Without including any images, reproduce each entry exactly.

- _SUPPLIED DATA_:
:::

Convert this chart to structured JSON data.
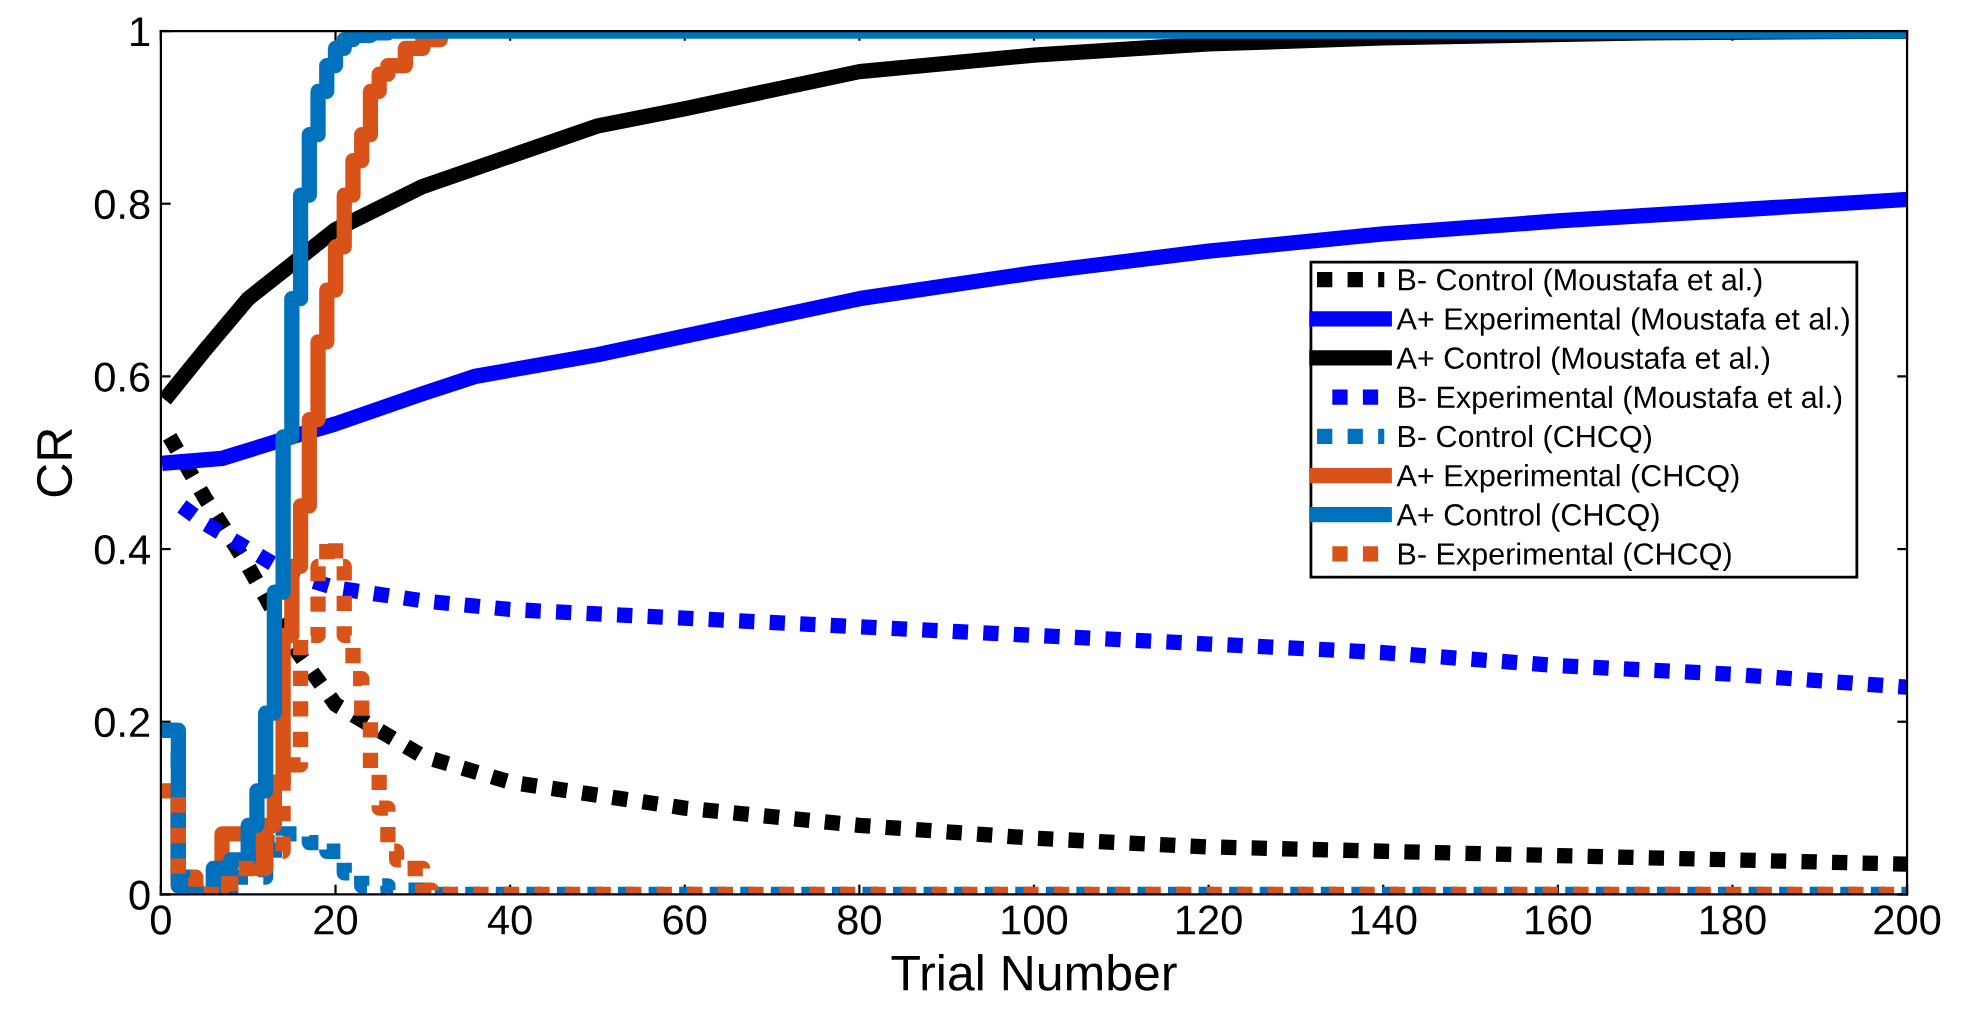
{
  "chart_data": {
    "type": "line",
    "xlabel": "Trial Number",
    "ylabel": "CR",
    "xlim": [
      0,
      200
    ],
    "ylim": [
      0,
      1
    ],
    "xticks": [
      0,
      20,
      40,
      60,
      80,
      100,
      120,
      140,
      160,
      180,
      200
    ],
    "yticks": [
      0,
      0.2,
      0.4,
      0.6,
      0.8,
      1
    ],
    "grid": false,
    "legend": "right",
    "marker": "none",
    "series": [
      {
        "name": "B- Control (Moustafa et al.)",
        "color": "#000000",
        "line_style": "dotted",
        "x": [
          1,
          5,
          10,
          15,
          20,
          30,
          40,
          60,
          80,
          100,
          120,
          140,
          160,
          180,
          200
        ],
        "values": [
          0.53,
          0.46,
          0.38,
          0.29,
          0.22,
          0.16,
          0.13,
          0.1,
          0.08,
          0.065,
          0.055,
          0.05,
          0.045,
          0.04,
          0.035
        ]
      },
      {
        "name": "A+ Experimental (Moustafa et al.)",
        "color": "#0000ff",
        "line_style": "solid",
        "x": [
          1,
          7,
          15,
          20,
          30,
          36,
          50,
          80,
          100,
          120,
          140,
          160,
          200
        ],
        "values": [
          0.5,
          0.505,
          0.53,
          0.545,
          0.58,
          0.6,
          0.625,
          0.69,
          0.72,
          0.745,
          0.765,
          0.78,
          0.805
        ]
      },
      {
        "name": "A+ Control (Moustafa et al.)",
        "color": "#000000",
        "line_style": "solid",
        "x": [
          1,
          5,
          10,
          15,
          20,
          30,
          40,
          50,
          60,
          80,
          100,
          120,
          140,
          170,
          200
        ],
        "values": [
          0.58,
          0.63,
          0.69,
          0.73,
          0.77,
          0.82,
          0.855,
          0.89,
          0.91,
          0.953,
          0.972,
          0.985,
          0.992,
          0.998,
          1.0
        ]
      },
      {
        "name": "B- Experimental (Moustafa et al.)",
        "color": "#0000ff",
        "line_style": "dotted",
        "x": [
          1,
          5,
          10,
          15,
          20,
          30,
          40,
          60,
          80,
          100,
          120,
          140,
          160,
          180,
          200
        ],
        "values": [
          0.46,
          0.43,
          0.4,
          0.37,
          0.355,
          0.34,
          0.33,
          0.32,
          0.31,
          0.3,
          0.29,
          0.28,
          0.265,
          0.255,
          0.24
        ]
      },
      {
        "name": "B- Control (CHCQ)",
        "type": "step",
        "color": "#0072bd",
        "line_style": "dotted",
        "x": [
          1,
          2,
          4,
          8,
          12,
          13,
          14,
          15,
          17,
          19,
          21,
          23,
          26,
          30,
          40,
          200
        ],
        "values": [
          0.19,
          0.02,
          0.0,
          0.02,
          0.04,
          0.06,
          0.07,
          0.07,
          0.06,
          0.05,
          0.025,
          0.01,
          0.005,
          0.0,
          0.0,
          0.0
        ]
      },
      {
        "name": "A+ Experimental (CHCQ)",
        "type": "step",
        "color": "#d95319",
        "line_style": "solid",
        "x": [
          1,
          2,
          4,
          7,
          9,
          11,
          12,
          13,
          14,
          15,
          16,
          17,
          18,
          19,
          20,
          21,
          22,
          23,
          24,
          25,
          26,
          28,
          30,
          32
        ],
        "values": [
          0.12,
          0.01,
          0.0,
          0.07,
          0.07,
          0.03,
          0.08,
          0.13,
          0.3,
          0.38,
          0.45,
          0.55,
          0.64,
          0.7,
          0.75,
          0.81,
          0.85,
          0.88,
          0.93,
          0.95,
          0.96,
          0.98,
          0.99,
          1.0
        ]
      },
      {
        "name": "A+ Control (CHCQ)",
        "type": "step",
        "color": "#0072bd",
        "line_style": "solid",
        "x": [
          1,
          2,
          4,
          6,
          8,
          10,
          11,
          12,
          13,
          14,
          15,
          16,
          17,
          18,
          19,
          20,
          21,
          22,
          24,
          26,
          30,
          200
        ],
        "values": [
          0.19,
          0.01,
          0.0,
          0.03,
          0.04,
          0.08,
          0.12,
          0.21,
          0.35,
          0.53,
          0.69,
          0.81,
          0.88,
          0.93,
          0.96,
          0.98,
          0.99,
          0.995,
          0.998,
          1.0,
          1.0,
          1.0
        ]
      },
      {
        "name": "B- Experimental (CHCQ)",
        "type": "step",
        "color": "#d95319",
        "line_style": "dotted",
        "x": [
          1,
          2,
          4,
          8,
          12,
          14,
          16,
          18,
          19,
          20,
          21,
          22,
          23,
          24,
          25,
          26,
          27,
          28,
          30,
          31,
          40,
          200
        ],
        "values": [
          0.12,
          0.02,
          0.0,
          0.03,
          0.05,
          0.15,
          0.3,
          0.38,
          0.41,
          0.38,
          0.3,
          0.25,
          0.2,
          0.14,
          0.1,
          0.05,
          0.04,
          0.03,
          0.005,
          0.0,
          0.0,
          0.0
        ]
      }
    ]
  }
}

:::

- _ANSWER BELOW_:
Convert this chart to structured JSON data.
{
  "chart_data": {
    "type": "line",
    "xlabel": "Trial Number",
    "ylabel": "CR",
    "xlim": [
      0,
      200
    ],
    "ylim": [
      0,
      1
    ],
    "xticks": [
      0,
      20,
      40,
      60,
      80,
      100,
      120,
      140,
      160,
      180,
      200
    ],
    "yticks": [
      0,
      0.2,
      0.4,
      0.6,
      0.8,
      1
    ],
    "grid": false,
    "legend": "right",
    "marker": "none",
    "series": [
      {
        "name": "B- Control (Moustafa et al.)",
        "color": "#000000",
        "line_style": "dotted",
        "x": [
          1,
          5,
          10,
          15,
          20,
          30,
          40,
          60,
          80,
          100,
          120,
          140,
          160,
          180,
          200
        ],
        "values": [
          0.53,
          0.46,
          0.38,
          0.29,
          0.22,
          0.16,
          0.13,
          0.1,
          0.08,
          0.065,
          0.055,
          0.05,
          0.045,
          0.04,
          0.035
        ]
      },
      {
        "name": "A+ Experimental (Moustafa et al.)",
        "color": "#0000ff",
        "line_style": "solid",
        "x": [
          1,
          7,
          15,
          20,
          30,
          36,
          50,
          80,
          100,
          120,
          140,
          160,
          200
        ],
        "values": [
          0.5,
          0.505,
          0.53,
          0.545,
          0.58,
          0.6,
          0.625,
          0.69,
          0.72,
          0.745,
          0.765,
          0.78,
          0.805
        ]
      },
      {
        "name": "A+ Control (Moustafa et al.)",
        "color": "#000000",
        "line_style": "solid",
        "x": [
          1,
          5,
          10,
          15,
          20,
          30,
          40,
          50,
          60,
          80,
          100,
          120,
          140,
          170,
          200
        ],
        "values": [
          0.58,
          0.63,
          0.69,
          0.73,
          0.77,
          0.82,
          0.855,
          0.89,
          0.91,
          0.953,
          0.972,
          0.985,
          0.992,
          0.998,
          1.0
        ]
      },
      {
        "name": "B- Experimental (Moustafa et al.)",
        "color": "#0000ff",
        "line_style": "dotted",
        "x": [
          1,
          5,
          10,
          15,
          20,
          30,
          40,
          60,
          80,
          100,
          120,
          140,
          160,
          180,
          200
        ],
        "values": [
          0.46,
          0.43,
          0.4,
          0.37,
          0.355,
          0.34,
          0.33,
          0.32,
          0.31,
          0.3,
          0.29,
          0.28,
          0.265,
          0.255,
          0.24
        ]
      },
      {
        "name": "B- Control (CHCQ)",
        "type": "step",
        "color": "#0072bd",
        "line_style": "dotted",
        "x": [
          1,
          2,
          4,
          8,
          12,
          13,
          14,
          15,
          17,
          19,
          21,
          23,
          26,
          30,
          40,
          200
        ],
        "values": [
          0.19,
          0.02,
          0.0,
          0.02,
          0.04,
          0.06,
          0.07,
          0.07,
          0.06,
          0.05,
          0.025,
          0.01,
          0.005,
          0.0,
          0.0,
          0.0
        ]
      },
      {
        "name": "A+ Experimental (CHCQ)",
        "type": "step",
        "color": "#d95319",
        "line_style": "solid",
        "x": [
          1,
          2,
          4,
          7,
          9,
          11,
          12,
          13,
          14,
          15,
          16,
          17,
          18,
          19,
          20,
          21,
          22,
          23,
          24,
          25,
          26,
          28,
          30,
          32
        ],
        "values": [
          0.12,
          0.01,
          0.0,
          0.07,
          0.07,
          0.03,
          0.08,
          0.13,
          0.3,
          0.38,
          0.45,
          0.55,
          0.64,
          0.7,
          0.75,
          0.81,
          0.85,
          0.88,
          0.93,
          0.95,
          0.96,
          0.98,
          0.99,
          1.0
        ]
      },
      {
        "name": "A+ Control (CHCQ)",
        "type": "step",
        "color": "#0072bd",
        "line_style": "solid",
        "x": [
          1,
          2,
          4,
          6,
          8,
          10,
          11,
          12,
          13,
          14,
          15,
          16,
          17,
          18,
          19,
          20,
          21,
          22,
          24,
          26,
          30,
          200
        ],
        "values": [
          0.19,
          0.01,
          0.0,
          0.03,
          0.04,
          0.08,
          0.12,
          0.21,
          0.35,
          0.53,
          0.69,
          0.81,
          0.88,
          0.93,
          0.96,
          0.98,
          0.99,
          0.995,
          0.998,
          1.0,
          1.0,
          1.0
        ]
      },
      {
        "name": "B- Experimental (CHCQ)",
        "type": "step",
        "color": "#d95319",
        "line_style": "dotted",
        "x": [
          1,
          2,
          4,
          8,
          12,
          14,
          16,
          18,
          19,
          20,
          21,
          22,
          23,
          24,
          25,
          26,
          27,
          28,
          30,
          31,
          40,
          200
        ],
        "values": [
          0.12,
          0.02,
          0.0,
          0.03,
          0.05,
          0.15,
          0.3,
          0.38,
          0.41,
          0.38,
          0.3,
          0.25,
          0.2,
          0.14,
          0.1,
          0.05,
          0.04,
          0.03,
          0.005,
          0.0,
          0.0,
          0.0
        ]
      }
    ]
  }
}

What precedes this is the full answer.